Scan the material below for lines with the word "tutorial" and report how many there are, with nothing added.

• Data provided:
»»

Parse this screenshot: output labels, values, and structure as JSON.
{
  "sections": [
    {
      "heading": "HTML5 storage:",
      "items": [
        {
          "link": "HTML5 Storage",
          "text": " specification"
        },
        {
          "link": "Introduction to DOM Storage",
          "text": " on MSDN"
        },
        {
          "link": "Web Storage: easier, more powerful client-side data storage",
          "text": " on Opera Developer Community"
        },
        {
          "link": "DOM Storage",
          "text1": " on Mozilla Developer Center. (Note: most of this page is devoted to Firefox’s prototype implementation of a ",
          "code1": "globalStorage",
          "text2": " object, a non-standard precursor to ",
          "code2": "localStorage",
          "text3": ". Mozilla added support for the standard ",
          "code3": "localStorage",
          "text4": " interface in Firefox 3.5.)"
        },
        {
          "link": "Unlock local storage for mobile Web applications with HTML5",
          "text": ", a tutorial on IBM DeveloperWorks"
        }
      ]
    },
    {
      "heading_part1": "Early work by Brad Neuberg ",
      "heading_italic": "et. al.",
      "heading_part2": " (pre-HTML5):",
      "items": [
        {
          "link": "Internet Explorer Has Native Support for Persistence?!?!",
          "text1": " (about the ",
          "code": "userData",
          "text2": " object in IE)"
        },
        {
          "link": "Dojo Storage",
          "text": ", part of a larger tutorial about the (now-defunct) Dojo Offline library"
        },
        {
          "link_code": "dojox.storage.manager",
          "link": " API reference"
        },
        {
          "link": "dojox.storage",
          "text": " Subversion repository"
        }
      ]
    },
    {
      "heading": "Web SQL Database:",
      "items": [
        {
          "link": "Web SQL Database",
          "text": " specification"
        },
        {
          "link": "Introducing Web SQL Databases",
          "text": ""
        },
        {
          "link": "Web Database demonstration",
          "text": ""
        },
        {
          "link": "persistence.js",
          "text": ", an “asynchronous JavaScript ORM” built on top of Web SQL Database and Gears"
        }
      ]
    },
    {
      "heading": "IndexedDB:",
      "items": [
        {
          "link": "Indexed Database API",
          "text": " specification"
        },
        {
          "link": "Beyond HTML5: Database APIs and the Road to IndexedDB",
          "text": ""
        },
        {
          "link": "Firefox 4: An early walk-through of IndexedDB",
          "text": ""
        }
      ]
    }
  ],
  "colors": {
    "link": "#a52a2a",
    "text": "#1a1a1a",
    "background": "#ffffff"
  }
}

««

• Result for this exercise:
2